OBJECTIVE:
Send each entry back exactly as given, pictures excluded.

= = =

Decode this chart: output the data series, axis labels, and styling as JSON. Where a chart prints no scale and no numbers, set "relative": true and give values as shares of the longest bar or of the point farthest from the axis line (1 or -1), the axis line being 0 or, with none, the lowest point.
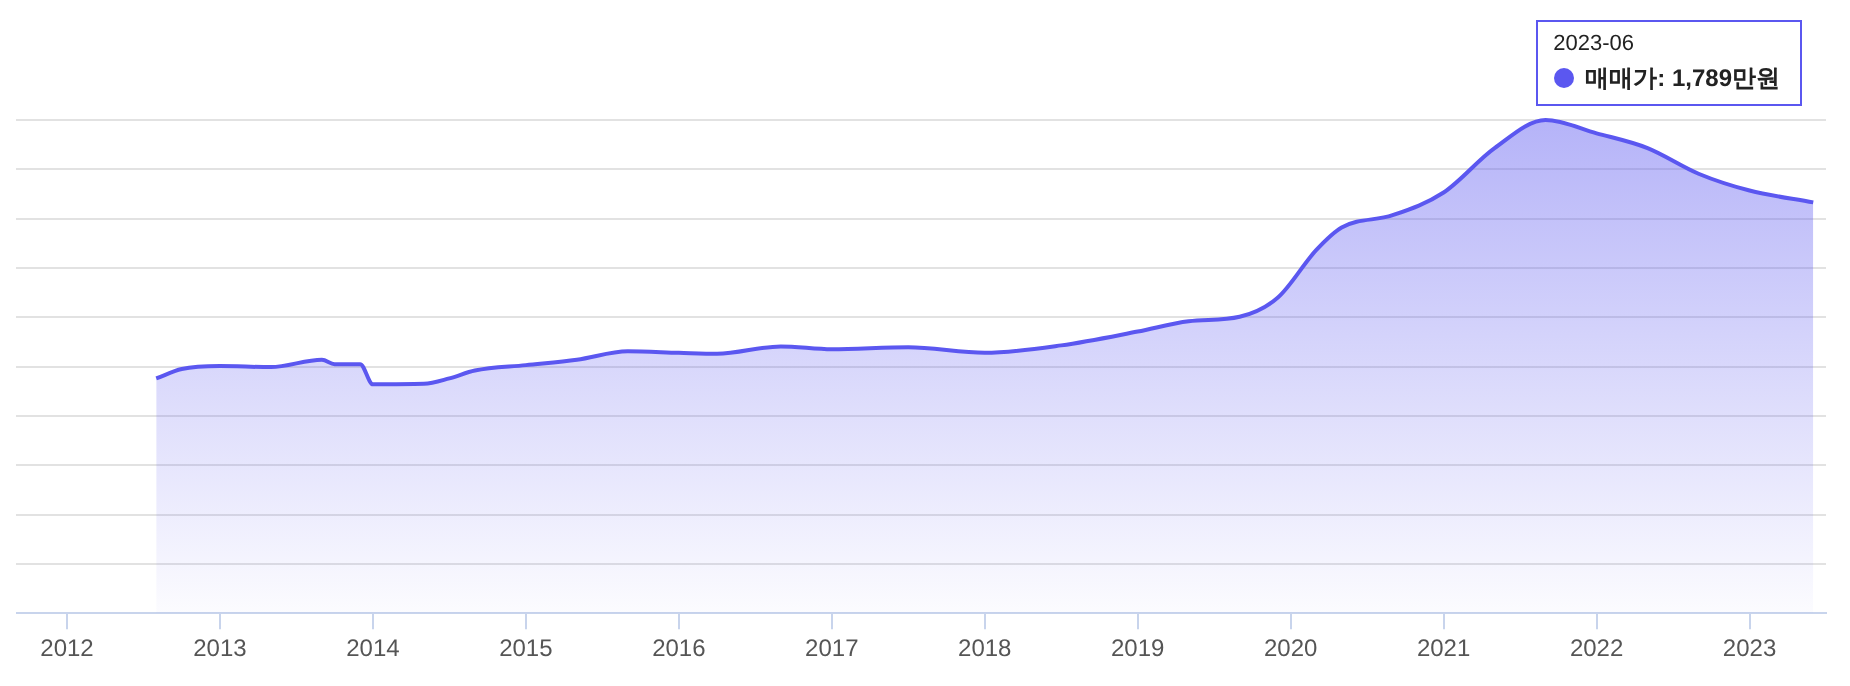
{
  "chart_data": {
    "type": "area",
    "relative": true,
    "x": [
      "2012-08",
      "2012-10",
      "2013-01",
      "2013-05",
      "2013-09",
      "2013-10",
      "2013-12",
      "2014-01",
      "2014-05",
      "2014-07",
      "2014-09",
      "2015-01",
      "2015-05",
      "2015-09",
      "2016-01",
      "2016-04",
      "2016-09",
      "2017-01",
      "2017-07",
      "2018-01",
      "2018-07",
      "2019-01",
      "2019-05",
      "2019-09",
      "2019-12",
      "2020-03",
      "2020-05",
      "2020-09",
      "2021-01",
      "2021-05",
      "2021-09",
      "2022-01",
      "2022-05",
      "2022-09",
      "2023-01",
      "2023-06"
    ],
    "series": [
      {
        "color": "#5b57f0",
        "values": [
          0.476,
          0.495,
          0.501,
          0.499,
          0.514,
          0.505,
          0.505,
          0.464,
          0.465,
          0.476,
          0.492,
          0.503,
          0.514,
          0.531,
          0.528,
          0.526,
          0.541,
          0.535,
          0.539,
          0.528,
          0.543,
          0.571,
          0.592,
          0.601,
          0.64,
          0.736,
          0.782,
          0.807,
          0.853,
          0.943,
          1.0,
          0.973,
          0.943,
          0.891,
          0.857,
          0.833
        ]
      }
    ],
    "xlim": [
      "2011-09",
      "2023-07"
    ],
    "xticks": [
      "2012",
      "2013",
      "2014",
      "2015",
      "2016",
      "2017",
      "2018",
      "2019",
      "2020",
      "2021",
      "2022",
      "2023"
    ],
    "annotations": [
      "2023-06",
      "매매가: 1,789만원"
    ],
    "grid": "y",
    "legend": false,
    "tick_labels": "x",
    "marker": "none",
    "line_style": "solid"
  }
}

= = =

WRITTEN REPLY:
Decode this chart: output the data series, axis labels, and styling as JSON. Where a chart prints no scale and no numbers, set "relative": true and give values as shares of the longest bar or of the point farthest from the axis line (1 or -1), the axis line being 0 or, with none, the lowest point.
{
  "chart_data": {
    "type": "area",
    "relative": true,
    "x": [
      "2012-08",
      "2012-10",
      "2013-01",
      "2013-05",
      "2013-09",
      "2013-10",
      "2013-12",
      "2014-01",
      "2014-05",
      "2014-07",
      "2014-09",
      "2015-01",
      "2015-05",
      "2015-09",
      "2016-01",
      "2016-04",
      "2016-09",
      "2017-01",
      "2017-07",
      "2018-01",
      "2018-07",
      "2019-01",
      "2019-05",
      "2019-09",
      "2019-12",
      "2020-03",
      "2020-05",
      "2020-09",
      "2021-01",
      "2021-05",
      "2021-09",
      "2022-01",
      "2022-05",
      "2022-09",
      "2023-01",
      "2023-06"
    ],
    "series": [
      {
        "color": "#5b57f0",
        "values": [
          0.476,
          0.495,
          0.501,
          0.499,
          0.514,
          0.505,
          0.505,
          0.464,
          0.465,
          0.476,
          0.492,
          0.503,
          0.514,
          0.531,
          0.528,
          0.526,
          0.541,
          0.535,
          0.539,
          0.528,
          0.543,
          0.571,
          0.592,
          0.601,
          0.64,
          0.736,
          0.782,
          0.807,
          0.853,
          0.943,
          1.0,
          0.973,
          0.943,
          0.891,
          0.857,
          0.833
        ]
      }
    ],
    "xlim": [
      "2011-09",
      "2023-07"
    ],
    "xticks": [
      "2012",
      "2013",
      "2014",
      "2015",
      "2016",
      "2017",
      "2018",
      "2019",
      "2020",
      "2021",
      "2022",
      "2023"
    ],
    "annotations": [
      "2023-06",
      "매매가: 1,789만원"
    ],
    "grid": "y",
    "legend": false,
    "tick_labels": "x",
    "marker": "none",
    "line_style": "solid"
  }
}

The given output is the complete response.